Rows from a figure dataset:
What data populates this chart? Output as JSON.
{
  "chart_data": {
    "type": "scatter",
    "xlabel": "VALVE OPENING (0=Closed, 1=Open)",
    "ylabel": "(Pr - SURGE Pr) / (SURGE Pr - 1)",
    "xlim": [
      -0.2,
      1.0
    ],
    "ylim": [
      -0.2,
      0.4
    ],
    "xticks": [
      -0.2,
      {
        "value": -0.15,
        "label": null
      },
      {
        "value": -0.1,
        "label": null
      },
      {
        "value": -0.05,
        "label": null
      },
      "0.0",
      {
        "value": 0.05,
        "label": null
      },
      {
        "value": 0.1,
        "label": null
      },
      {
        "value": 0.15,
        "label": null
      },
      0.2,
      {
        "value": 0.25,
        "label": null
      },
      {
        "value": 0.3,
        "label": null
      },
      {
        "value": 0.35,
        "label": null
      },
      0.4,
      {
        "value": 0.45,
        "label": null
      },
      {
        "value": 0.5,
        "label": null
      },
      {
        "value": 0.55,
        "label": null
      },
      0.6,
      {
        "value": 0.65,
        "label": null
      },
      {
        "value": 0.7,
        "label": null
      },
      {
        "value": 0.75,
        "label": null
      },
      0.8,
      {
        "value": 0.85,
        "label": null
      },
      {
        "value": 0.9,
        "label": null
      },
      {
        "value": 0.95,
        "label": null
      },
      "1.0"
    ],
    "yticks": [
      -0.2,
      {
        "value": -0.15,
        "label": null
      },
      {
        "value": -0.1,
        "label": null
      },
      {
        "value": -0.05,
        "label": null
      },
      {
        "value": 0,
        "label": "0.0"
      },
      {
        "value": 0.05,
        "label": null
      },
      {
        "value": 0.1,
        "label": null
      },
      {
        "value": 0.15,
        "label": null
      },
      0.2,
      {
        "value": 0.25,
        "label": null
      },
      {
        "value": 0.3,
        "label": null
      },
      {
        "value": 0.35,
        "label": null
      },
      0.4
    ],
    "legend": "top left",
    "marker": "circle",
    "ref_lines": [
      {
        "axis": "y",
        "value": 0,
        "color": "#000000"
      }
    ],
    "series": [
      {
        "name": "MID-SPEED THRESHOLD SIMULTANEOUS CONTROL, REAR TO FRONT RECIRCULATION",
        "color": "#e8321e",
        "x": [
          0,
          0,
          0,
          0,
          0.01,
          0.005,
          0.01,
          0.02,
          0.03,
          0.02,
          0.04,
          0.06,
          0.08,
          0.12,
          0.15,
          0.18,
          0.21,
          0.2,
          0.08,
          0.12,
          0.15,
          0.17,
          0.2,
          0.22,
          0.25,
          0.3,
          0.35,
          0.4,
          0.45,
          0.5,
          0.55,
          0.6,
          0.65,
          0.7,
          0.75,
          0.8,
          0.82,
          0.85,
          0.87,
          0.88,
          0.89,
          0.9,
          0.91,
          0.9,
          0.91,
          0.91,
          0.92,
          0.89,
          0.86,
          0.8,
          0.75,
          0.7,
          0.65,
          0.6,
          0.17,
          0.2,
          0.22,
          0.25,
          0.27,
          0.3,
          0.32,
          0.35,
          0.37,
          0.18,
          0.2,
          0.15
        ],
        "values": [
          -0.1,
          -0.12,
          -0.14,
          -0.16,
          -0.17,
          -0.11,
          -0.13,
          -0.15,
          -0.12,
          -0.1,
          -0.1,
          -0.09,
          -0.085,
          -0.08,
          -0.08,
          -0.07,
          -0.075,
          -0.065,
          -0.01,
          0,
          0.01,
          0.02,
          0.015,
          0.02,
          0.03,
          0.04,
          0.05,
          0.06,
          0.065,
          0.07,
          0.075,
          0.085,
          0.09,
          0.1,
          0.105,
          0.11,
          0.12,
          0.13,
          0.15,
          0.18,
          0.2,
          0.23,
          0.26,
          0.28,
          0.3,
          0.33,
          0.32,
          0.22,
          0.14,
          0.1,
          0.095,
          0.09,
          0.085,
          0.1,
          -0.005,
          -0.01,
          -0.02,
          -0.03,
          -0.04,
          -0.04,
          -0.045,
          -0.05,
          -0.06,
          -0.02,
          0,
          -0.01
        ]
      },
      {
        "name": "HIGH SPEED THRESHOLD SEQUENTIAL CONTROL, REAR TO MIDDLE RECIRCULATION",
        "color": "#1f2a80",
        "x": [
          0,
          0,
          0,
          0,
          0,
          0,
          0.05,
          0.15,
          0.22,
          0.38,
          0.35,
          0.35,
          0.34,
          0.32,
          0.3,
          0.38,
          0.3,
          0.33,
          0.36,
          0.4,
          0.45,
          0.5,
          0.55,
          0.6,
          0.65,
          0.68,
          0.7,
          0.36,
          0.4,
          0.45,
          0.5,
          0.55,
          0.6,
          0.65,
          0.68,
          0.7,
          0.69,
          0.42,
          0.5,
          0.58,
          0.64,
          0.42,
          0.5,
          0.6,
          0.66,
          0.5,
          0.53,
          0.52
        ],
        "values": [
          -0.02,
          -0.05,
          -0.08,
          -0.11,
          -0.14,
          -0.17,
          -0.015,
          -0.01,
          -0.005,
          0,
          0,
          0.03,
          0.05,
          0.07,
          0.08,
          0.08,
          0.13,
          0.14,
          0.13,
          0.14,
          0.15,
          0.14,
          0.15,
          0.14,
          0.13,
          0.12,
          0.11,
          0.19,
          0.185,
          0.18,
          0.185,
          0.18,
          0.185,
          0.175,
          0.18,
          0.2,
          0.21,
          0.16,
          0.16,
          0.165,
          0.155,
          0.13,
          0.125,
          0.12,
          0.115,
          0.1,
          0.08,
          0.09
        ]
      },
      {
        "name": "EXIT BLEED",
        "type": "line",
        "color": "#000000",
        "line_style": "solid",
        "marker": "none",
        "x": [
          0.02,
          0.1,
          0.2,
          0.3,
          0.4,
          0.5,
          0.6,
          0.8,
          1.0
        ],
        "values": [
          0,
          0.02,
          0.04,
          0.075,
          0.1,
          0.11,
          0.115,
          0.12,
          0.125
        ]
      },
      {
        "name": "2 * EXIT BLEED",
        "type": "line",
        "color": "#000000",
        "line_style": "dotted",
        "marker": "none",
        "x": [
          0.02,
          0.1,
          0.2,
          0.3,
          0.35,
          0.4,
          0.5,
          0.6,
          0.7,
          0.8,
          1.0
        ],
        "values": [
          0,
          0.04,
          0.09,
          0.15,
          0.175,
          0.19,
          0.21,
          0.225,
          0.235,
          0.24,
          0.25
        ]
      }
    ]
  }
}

• _Required task_: Restate the listing above word for word.

• _The answer_:
What data populates this chart? Output as JSON.
{
  "chart_data": {
    "type": "scatter",
    "xlabel": "VALVE OPENING (0=Closed, 1=Open)",
    "ylabel": "(Pr - SURGE Pr) / (SURGE Pr - 1)",
    "xlim": [
      -0.2,
      1.0
    ],
    "ylim": [
      -0.2,
      0.4
    ],
    "xticks": [
      -0.2,
      {
        "value": -0.15,
        "label": null
      },
      {
        "value": -0.1,
        "label": null
      },
      {
        "value": -0.05,
        "label": null
      },
      "0.0",
      {
        "value": 0.05,
        "label": null
      },
      {
        "value": 0.1,
        "label": null
      },
      {
        "value": 0.15,
        "label": null
      },
      0.2,
      {
        "value": 0.25,
        "label": null
      },
      {
        "value": 0.3,
        "label": null
      },
      {
        "value": 0.35,
        "label": null
      },
      0.4,
      {
        "value": 0.45,
        "label": null
      },
      {
        "value": 0.5,
        "label": null
      },
      {
        "value": 0.55,
        "label": null
      },
      0.6,
      {
        "value": 0.65,
        "label": null
      },
      {
        "value": 0.7,
        "label": null
      },
      {
        "value": 0.75,
        "label": null
      },
      0.8,
      {
        "value": 0.85,
        "label": null
      },
      {
        "value": 0.9,
        "label": null
      },
      {
        "value": 0.95,
        "label": null
      },
      "1.0"
    ],
    "yticks": [
      -0.2,
      {
        "value": -0.15,
        "label": null
      },
      {
        "value": -0.1,
        "label": null
      },
      {
        "value": -0.05,
        "label": null
      },
      {
        "value": 0,
        "label": "0.0"
      },
      {
        "value": 0.05,
        "label": null
      },
      {
        "value": 0.1,
        "label": null
      },
      {
        "value": 0.15,
        "label": null
      },
      0.2,
      {
        "value": 0.25,
        "label": null
      },
      {
        "value": 0.3,
        "label": null
      },
      {
        "value": 0.35,
        "label": null
      },
      0.4
    ],
    "legend": "top left",
    "marker": "circle",
    "ref_lines": [
      {
        "axis": "y",
        "value": 0,
        "color": "#000000"
      }
    ],
    "series": [
      {
        "name": "MID-SPEED THRESHOLD SIMULTANEOUS CONTROL, REAR TO FRONT RECIRCULATION",
        "color": "#e8321e",
        "x": [
          0,
          0,
          0,
          0,
          0.01,
          0.005,
          0.01,
          0.02,
          0.03,
          0.02,
          0.04,
          0.06,
          0.08,
          0.12,
          0.15,
          0.18,
          0.21,
          0.2,
          0.08,
          0.12,
          0.15,
          0.17,
          0.2,
          0.22,
          0.25,
          0.3,
          0.35,
          0.4,
          0.45,
          0.5,
          0.55,
          0.6,
          0.65,
          0.7,
          0.75,
          0.8,
          0.82,
          0.85,
          0.87,
          0.88,
          0.89,
          0.9,
          0.91,
          0.9,
          0.91,
          0.91,
          0.92,
          0.89,
          0.86,
          0.8,
          0.75,
          0.7,
          0.65,
          0.6,
          0.17,
          0.2,
          0.22,
          0.25,
          0.27,
          0.3,
          0.32,
          0.35,
          0.37,
          0.18,
          0.2,
          0.15
        ],
        "values": [
          -0.1,
          -0.12,
          -0.14,
          -0.16,
          -0.17,
          -0.11,
          -0.13,
          -0.15,
          -0.12,
          -0.1,
          -0.1,
          -0.09,
          -0.085,
          -0.08,
          -0.08,
          -0.07,
          -0.075,
          -0.065,
          -0.01,
          0,
          0.01,
          0.02,
          0.015,
          0.02,
          0.03,
          0.04,
          0.05,
          0.06,
          0.065,
          0.07,
          0.075,
          0.085,
          0.09,
          0.1,
          0.105,
          0.11,
          0.12,
          0.13,
          0.15,
          0.18,
          0.2,
          0.23,
          0.26,
          0.28,
          0.3,
          0.33,
          0.32,
          0.22,
          0.14,
          0.1,
          0.095,
          0.09,
          0.085,
          0.1,
          -0.005,
          -0.01,
          -0.02,
          -0.03,
          -0.04,
          -0.04,
          -0.045,
          -0.05,
          -0.06,
          -0.02,
          0,
          -0.01
        ]
      },
      {
        "name": "HIGH SPEED THRESHOLD SEQUENTIAL CONTROL, REAR TO MIDDLE RECIRCULATION",
        "color": "#1f2a80",
        "x": [
          0,
          0,
          0,
          0,
          0,
          0,
          0.05,
          0.15,
          0.22,
          0.38,
          0.35,
          0.35,
          0.34,
          0.32,
          0.3,
          0.38,
          0.3,
          0.33,
          0.36,
          0.4,
          0.45,
          0.5,
          0.55,
          0.6,
          0.65,
          0.68,
          0.7,
          0.36,
          0.4,
          0.45,
          0.5,
          0.55,
          0.6,
          0.65,
          0.68,
          0.7,
          0.69,
          0.42,
          0.5,
          0.58,
          0.64,
          0.42,
          0.5,
          0.6,
          0.66,
          0.5,
          0.53,
          0.52
        ],
        "values": [
          -0.02,
          -0.05,
          -0.08,
          -0.11,
          -0.14,
          -0.17,
          -0.015,
          -0.01,
          -0.005,
          0,
          0,
          0.03,
          0.05,
          0.07,
          0.08,
          0.08,
          0.13,
          0.14,
          0.13,
          0.14,
          0.15,
          0.14,
          0.15,
          0.14,
          0.13,
          0.12,
          0.11,
          0.19,
          0.185,
          0.18,
          0.185,
          0.18,
          0.185,
          0.175,
          0.18,
          0.2,
          0.21,
          0.16,
          0.16,
          0.165,
          0.155,
          0.13,
          0.125,
          0.12,
          0.115,
          0.1,
          0.08,
          0.09
        ]
      },
      {
        "name": "EXIT BLEED",
        "type": "line",
        "color": "#000000",
        "line_style": "solid",
        "marker": "none",
        "x": [
          0.02,
          0.1,
          0.2,
          0.3,
          0.4,
          0.5,
          0.6,
          0.8,
          1.0
        ],
        "values": [
          0,
          0.02,
          0.04,
          0.075,
          0.1,
          0.11,
          0.115,
          0.12,
          0.125
        ]
      },
      {
        "name": "2 * EXIT BLEED",
        "type": "line",
        "color": "#000000",
        "line_style": "dotted",
        "marker": "none",
        "x": [
          0.02,
          0.1,
          0.2,
          0.3,
          0.35,
          0.4,
          0.5,
          0.6,
          0.7,
          0.8,
          1.0
        ],
        "values": [
          0,
          0.04,
          0.09,
          0.15,
          0.175,
          0.19,
          0.21,
          0.225,
          0.235,
          0.24,
          0.25
        ]
      }
    ]
  }
}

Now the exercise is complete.